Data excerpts

** begin **

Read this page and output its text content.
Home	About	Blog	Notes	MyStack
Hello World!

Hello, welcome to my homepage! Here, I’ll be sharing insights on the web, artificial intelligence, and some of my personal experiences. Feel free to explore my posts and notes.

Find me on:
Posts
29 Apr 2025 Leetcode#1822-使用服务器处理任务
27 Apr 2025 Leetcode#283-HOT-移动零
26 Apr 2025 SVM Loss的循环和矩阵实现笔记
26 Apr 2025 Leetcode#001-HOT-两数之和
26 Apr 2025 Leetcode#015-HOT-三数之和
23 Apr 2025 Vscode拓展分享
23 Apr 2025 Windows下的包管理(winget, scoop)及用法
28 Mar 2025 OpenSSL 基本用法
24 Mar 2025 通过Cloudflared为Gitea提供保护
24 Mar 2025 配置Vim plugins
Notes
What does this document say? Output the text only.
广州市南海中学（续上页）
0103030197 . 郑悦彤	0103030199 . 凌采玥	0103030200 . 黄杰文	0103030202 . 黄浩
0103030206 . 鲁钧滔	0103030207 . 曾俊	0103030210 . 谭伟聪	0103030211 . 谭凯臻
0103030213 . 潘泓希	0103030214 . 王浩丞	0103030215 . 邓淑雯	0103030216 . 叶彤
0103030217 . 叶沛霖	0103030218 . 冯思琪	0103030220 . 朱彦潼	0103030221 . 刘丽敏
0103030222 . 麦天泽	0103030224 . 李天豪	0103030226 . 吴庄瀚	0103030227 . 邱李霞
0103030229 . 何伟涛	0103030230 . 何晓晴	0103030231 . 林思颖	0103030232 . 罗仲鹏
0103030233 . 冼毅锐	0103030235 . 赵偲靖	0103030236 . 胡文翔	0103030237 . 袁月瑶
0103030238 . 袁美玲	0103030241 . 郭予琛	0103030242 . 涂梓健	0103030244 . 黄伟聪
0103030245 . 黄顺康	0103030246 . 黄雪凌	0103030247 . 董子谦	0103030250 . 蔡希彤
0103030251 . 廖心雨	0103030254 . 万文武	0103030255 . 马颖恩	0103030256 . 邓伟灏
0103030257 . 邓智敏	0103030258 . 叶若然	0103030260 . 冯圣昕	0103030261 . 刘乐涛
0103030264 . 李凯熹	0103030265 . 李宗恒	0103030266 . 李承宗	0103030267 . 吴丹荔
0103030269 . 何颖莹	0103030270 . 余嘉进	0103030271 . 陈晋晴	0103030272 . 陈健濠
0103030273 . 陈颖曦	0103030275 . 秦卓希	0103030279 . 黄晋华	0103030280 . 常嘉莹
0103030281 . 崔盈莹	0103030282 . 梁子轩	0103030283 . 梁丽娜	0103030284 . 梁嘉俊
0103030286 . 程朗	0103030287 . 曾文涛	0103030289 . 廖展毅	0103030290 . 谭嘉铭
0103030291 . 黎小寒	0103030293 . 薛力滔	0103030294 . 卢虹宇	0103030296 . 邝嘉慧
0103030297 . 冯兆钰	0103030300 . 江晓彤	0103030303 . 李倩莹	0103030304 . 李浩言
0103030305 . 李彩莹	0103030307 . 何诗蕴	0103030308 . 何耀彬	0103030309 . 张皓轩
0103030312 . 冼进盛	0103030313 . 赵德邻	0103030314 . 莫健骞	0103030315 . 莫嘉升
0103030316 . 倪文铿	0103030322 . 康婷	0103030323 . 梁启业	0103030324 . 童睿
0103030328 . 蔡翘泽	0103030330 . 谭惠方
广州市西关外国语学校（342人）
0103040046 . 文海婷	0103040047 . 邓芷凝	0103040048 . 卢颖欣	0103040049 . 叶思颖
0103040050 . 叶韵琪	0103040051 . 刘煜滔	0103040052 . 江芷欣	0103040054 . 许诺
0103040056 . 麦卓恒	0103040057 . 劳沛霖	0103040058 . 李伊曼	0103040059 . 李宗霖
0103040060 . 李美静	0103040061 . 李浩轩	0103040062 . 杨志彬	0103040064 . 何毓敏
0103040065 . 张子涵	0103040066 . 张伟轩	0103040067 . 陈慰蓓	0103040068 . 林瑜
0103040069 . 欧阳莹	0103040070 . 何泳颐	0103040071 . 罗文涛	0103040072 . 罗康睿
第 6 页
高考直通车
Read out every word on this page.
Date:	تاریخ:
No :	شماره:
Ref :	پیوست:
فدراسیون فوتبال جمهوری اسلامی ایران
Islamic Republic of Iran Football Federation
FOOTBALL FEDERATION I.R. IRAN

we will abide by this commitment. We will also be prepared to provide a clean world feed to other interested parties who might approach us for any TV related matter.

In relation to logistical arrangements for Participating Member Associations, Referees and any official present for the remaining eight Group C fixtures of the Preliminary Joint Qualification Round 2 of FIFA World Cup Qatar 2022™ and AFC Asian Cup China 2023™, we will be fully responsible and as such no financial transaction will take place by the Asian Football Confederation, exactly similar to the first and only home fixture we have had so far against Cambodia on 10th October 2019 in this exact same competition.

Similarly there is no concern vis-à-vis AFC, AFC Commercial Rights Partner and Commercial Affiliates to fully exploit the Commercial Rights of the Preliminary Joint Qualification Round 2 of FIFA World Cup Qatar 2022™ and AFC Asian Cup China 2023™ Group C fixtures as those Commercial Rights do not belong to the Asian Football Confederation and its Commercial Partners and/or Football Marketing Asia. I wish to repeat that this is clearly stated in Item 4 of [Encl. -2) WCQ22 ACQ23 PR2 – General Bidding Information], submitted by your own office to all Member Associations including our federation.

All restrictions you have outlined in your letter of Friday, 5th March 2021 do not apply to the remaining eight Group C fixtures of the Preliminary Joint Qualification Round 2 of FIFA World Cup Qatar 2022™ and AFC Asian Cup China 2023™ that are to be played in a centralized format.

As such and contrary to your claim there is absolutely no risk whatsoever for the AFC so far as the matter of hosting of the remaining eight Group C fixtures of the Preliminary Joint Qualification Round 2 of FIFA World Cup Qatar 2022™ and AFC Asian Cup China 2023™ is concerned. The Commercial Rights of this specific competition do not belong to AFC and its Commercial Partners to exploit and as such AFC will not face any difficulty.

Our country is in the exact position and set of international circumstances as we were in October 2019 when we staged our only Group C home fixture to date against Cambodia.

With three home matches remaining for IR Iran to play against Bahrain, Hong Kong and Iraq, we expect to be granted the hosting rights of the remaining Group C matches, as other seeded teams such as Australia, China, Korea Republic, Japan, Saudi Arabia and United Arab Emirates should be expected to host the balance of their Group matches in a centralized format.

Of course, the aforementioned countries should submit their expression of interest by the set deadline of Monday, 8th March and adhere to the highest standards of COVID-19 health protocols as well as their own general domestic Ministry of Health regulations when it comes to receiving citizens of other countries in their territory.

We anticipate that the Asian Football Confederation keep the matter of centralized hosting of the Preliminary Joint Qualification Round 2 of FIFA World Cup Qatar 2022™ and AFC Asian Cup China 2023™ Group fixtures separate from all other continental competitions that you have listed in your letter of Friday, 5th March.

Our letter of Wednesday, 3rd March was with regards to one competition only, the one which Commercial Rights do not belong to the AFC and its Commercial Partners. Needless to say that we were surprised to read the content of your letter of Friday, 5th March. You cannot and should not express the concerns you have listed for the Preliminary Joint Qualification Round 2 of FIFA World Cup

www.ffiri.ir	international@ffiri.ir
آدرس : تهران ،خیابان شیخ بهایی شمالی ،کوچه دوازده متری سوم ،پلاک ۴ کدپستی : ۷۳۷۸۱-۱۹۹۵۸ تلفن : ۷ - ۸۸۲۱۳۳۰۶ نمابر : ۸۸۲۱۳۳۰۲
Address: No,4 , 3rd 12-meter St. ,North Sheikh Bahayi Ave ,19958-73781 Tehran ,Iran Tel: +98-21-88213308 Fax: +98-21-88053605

** end **

→ STATED PROBLEM: Select from the material above each line in which the string "Commercial" appears, and list those lines.

→ EXERCISE RESPONSE:
Similarly there is no concern vis-à-vis AFC, AFC Commercial Rights Partner and Commercial Affiliates to fully exploit the Commercial Rights of the Preliminary Joint Qualification Round 2 of FIFA World Cup Qatar 2022™ and AFC Asian Cup China 2023™ Group C fixtures as those Commercial Rights do not belong to the Asian Football Confederation and its Commercial Partners and/or Football Marketing Asia. I wish to repeat that this is clearly stated in Item 4 of [Encl. -2) WCQ22 ACQ23 PR2 – General Bidding Information], submitted by your own office to all Member Associations including our federation.
As such and contrary to your claim there is absolutely no risk whatsoever for the AFC so far as the matter of hosting of the remaining eight Group C fixtures of the Preliminary Joint Qualification Round 2 of FIFA World Cup Qatar 2022™ and AFC Asian Cup China 2023™ is concerned. The Commercial Rights of this specific competition do not belong to AFC and its Commercial Partners to exploit and as such AFC will not face any difficulty.
Our letter of Wednesday, 3rd March was with regards to one competition only, the one which Commercial Rights do not belong to the AFC and its Commercial Partners. Needless to say that we were surprised to read the content of your letter of Friday, 5th March. You cannot and should not express the concerns you have listed for the Preliminary Joint Qualification Round 2 of FIFA World Cup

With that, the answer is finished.